WRITTEN TASK
Filter the listing and keep only the lines with the word "David".

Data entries
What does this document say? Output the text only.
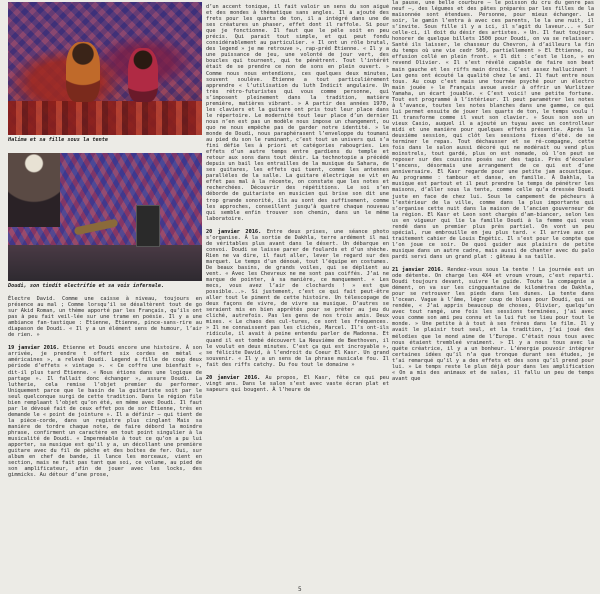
Halima et sa fille sous la tente

Doudi, son tindít electrifie et sa voix infernale.

Électre David. Comme une caisse à niveau, toujours en présence au mal ; Comme lorsqu’il se désaltèrent tout de go sur Akid Roman, un thème apporté par les Français, qu’ils ont pas à peu fait veil-lée sur une trame en poésie. Il y a une ambiance fan-tastique : Etienne, Etienne, pince-sans-rire au diapason de Doudi. « Il y a un élément sens de humour, l’air de rien. »

19 janvier 2016. Etienne et Doudi encore une histoire. À son arrivée, je prendre t offert six cordes en métal « américaines », a relevé Doudi. Legend a fille de coup deux période d’effets « vintage ». « Ce coffre une bienfait », dit-il plus tard Etienne. « Nous étions dans une logique de partage ». Il fallait donc échanger », assure Doudi. La lutherie, cela remise l’objet premier du performer. Uniquement parce que le basin de la guitariste soit par le seul quelconque surgi de cette tradition. Dans le région file bien remplaant l’objet qu’on été, en même avec Doudi. Il faut par le dévoué fait de ceux effet pos de sor Etienne, très en demande le « point de jointure ». Il a définir — qui tient de la pièce-corde, dans un registre plus cinglant Mais sa manière de tordre chaque note, de faire débord la moindre phrase, confirment un caractère en tout point singulier à la musicalité de Doudi. « Imperméable à tout ce qu’on a pu lui apporter, sa musique est qu’il y a, un décollant une première guitare avec du fil de pêche et des boîtes de fer. Oui, sur album en chef de bande, il lance les morceaux, vient en section, mais ne fait pas tant que soi, ce volume, au pied de son amplificateur, afin de jouer avec les locks, des gimmicks. Au détour d’une prose,

d’un accent tonique, il fait valoir un sens du son aigué et des mondes à thématique sans angles. Il a ajouté des frets pour les quarts de ton, il a intégré dans une de ses créatures un phaser, effet dont il raffole. Si pour que je fonctionne. Il faut que le péle soit en peu précis. Qui parait tout simple, et qui peut fondu considérablement au particulier. « Il ont un rôle brutal, des legend » je me retrouve », rap-préd Etienne. « Il y a une puissance de jeu, une volonté de jour vert, des boucles qui tournent, qui te pénètrent. Tout l’intérêt était de se prendre ce non de sons en plein ouvert. » Comme nous nous entendions, ces quelques deux minutes, souvent soulève. Etienne a tout particulièrement apprendre « l’utilisation du luth Indicit angulaire. Un très rétro-futuristes qui vous comme personne, qui s’imposent pleinement dans la tradition, matière première, matières vibrant. » A partir des années 1970, les claviers et la guitare ont pris tout leur place dans le répertoire. Le modernité tout leur place d’un dernier nous n’en est pas un modèle nous impose un changement, ou quo ne nous empêche pas de garder notre identité. » le monde de Doudi, nous paraphérasent l’enveloppe du toumani au pied du son le ruminant, c’est tout un univers qui s’a fini défie les à priori et catégories rabougries. Les effets d’un autre temps entre gardiens du temple et retour aux sons dans tout désir. La technotopie a précédé depuis un bail les entrailles de la musique du Sahara, de ses guitares, les effets qui tuent, comme les antennes parallèles de la salle. La guitare électrique se vit en effet pas mal à la récente, on constate que les notes et recherchées. Découvrir des répétitions. Le soi s’en déborde de guitariste en musicien qui brise son dit une trop grande sonorité, ils au sont des suffisement, comme les approches, conseillent jusqu’à quatre chaque nouveau qui semble enfin trouver son chemin, dans un le même laboratoire.

20 janvier 2016. Entre deux prises, une séance photo s’organise. À la sortie de Dakhla, terre ardément il mai de véritables plus avant dans le désert. Un débarque en convoi. Doudi se laisse parer de foulards et d’un shèche. Rien ne va dire, il faut aller, lever le regard sur des marquet. Le temps d’un dénoué, tout l’équipe en costumes. De beaux basins, de grands voiles, qui se déplient au vent. « Avec les Chevreux ne me sont pas coiffés. J’ai ne marque de pointer, à sa manière, ce manquement. « Les mecs, vous avez l’air de clochards ! » est que possible...». Si justement, c’est ce qui fait peut-être aller tout le piment de cette histoire. Un télescopage de deux façons de vivre, de vivre sa musique. D’autres se seraient mis en bien apprêtés pour se préter au jeu du cliché, autrefois. Pas les gens de nos trois amis. Deux mixes. « Le chaos des cul-tures, ce sont les fréquences. » Il ne connaissent pas les clichés, Marcel. Il’s ont-ils ridicule, il avait à peine entendu parler de Madonna. Et quand il est tombé découvert La Neuvième de Beethoven, il le voulut en deux minutes. C’est ça qui est incroyable », se félicite David, à l’endroit du Coeur El Kasr. Un grand souvenir. « Il y a un sens de la phrase musicale fou. Il fait des riffs catchy. Du fou tout le domaine »

20 janvier 2016. Au propos, El Kasr, fête ce qui peu vingt ans. Dans le salon s’est avec vaste écran plat et sapeurs qui bougent. À l’heure de

la pause, une belle courbure — le poisson du cru du genre pas neuf —, des légumes et des pâtes préparés par les filles de la maisonnée sont étendues. Personne, pour mieux échanger. Le soir, le gamin l’entra à avec ces parents, le la une nuit, il s’invite. Sous fille il y a ici, il s’agit du laveur... « Sur celle-ci, il doit du désir des artistes. » Un. Il faut toujours honorer de quelque billets 1500 pour Doudi, on va se relaisser. Santé ils laisser, le chasseur du Chevron, à d’ailleurs la fin du temps où une vie cedr 500, partiellement » El Ettienne, ou effusion collé en plein front. « Il dit : c’est le lion, » en revend Olivier. « Il s’est révélé capable de faire son beat main gauche et les riffs main droite. C’est assez hallucinant ! Les gens ont écouté la qualité chez le ami. Il faut entre nous tous. Au coup c’est mais une tournée psyché pour un électro main jouée » le Français avoue avoir à offrir un Wurlitzer Yamaha, un écart jouable. « C’est voici! une petite fortune. Tout est programmé à l’intérieur. Il peut paramétrer les notes à l’avance, toutes les notes blanches dans une gamme, ce qui lui permet ensuite de jouer les quarts de ton, le temps voulu ! Il transforme comme il veut son clavier. » Sous son son un vieux Casio, auquel il a ajouté un tuyau avec un controlleur midi et une manière pour quelques effets présentie. Après la deuxième session, qui clôt les sessions fixes d’été. de se terminer le repas. Tout déchausser et se ré-compagne, cette fois dans le salon aussi décoré qui ne modérait ou vend plus moinstrels, tout gardé, plus on est nomade, où l’on peut se reposer sur des coussins posés sur des tapis. Près d’écouler l’encens, désormais une arrangement de ce qui est d’une anniversaire. El Kasr regarde pour une petite jam acoustique. Au programme : tambour et danse, en famille. À Dakhla, la musique est partout et il peut prendre le temps de pénétrer les maisons, d’aller sous la tente, comme celle qu’a dressée Doudi juste en face de chez lui. Sous le campement de pécheurs à l’extérieur de la ville, comme dans la plus importante qui s’organise cette nuit dans la maison de l’ancien gouverneur de la région. El Kasr et Leon sont chargés d’am-biancer, selon les us en vigueur qui lie la famille Doudi à la femme qui vous rendé dans un premier plus près partiel. On vont un peu spécial, rue embrouille en jeu plus tard. « Il arrive aux ce traitement cahier de Louis Engétic. Il s’est pour le compte que l’on joue ce soir. De quoi guider aux plaisirs de petite musique dans un autre cadre, mais aussi de chanter avec du palo pardi servi dans un grand plat : gâteau à sa taille.

21 janvier 2016. Rendez-vous sous la tente ! La journée est un ode détente. On charge les 4X4 et vroum vroum, c’est reparti. Doudi toujours devant, suivre le guide. Toute la compagnie a dément, on va sur les cingquantaine de kilomètres de Dakhla, pour se retrouver les pieds dans les dunes. La tente dans l’ocean. Vague à l’âme, léger coup de blues pour Doudi, qui se rendée, « J’ai appris beaucoup de choses, Olivier, quelqu’un avec tout rangé, une fois les sessions terminées, j’ai avec vous comme son ami peu connu et la lui fut se lieu pour tout le monde. » Une petite à à tout à ses frères dans le film. Il y avait le plaisir tout seul, et la tradition, j’ai joué des mélodies que le mond aime de l’Europe. C’était nous tous avec nous étaient trembleé vraiment. » Il y a nous tous avec la quéte créatrice, il y a un bonheur. L’énergie pouvoir intégrer certaines idées qu’il n’a que tronque durant ses études, je t’ai remarqué qu’il y a des effets et des sons qu’il prend pour lui. » Le temps reste le plus déjà pour dans les amplification « On a mis des animaux et de sales, il fallu un peu de temps avant que

5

WRITTEN ANSWER
Électre David. Comme une caisse à niveau, toujours en présence au mal ; Comme lorsqu’il se désaltèrent tout de go sur Akid Roman, un thème apporté par les Français, qu’ils ont pas à peu fait veil-lée sur une trame en poésie. Il y a une ambiance fan-tastique : Etienne, Etienne, pince-sans-rire au diapason de Doudi. « Il y a un élément sens de humour, l’air de rien. »
20 janvier 2016. Entre deux prises, une séance photo s’organise. À la sortie de Dakhla, terre ardément il mai de véritables plus avant dans le désert. Un débarque en convoi. Doudi se laisse parer de foulards et d’un shèche. Rien ne va dire, il faut aller, lever le regard sur des marquet. Le temps d’un dénoué, tout l’équipe en costumes. De beaux basins, de grands voiles, qui se déplient au vent. « Avec les Chevreux ne me sont pas coiffés. J’ai ne marque de pointer, à sa manière, ce manquement. « Les mecs, vous avez l’air de clochards ! » est que possible...». Si justement, c’est ce qui fait peut-être aller tout le piment de cette histoire. Un télescopage de deux façons de vivre, de vivre sa musique. D’autres se seraient mis en bien apprêtés pour se préter au jeu du cliché, autrefois. Pas les gens de nos trois amis. Deux mixes. « Le chaos des cul-tures, ce sont les fréquences. » Il ne connaissent pas les clichés, Marcel. Il’s ont-ils ridicule, il avait à peine entendu parler de Madonna. Et quand il est tombé découvert La Neuvième de Beethoven, il le voulut en deux minutes. C’est ça qui est incroyable », se félicite David, à l’endroit du Coeur El Kasr. Un grand souvenir. « Il y a un sens de la phrase musicale fou. Il fait des riffs catchy. Du fou tout le domaine »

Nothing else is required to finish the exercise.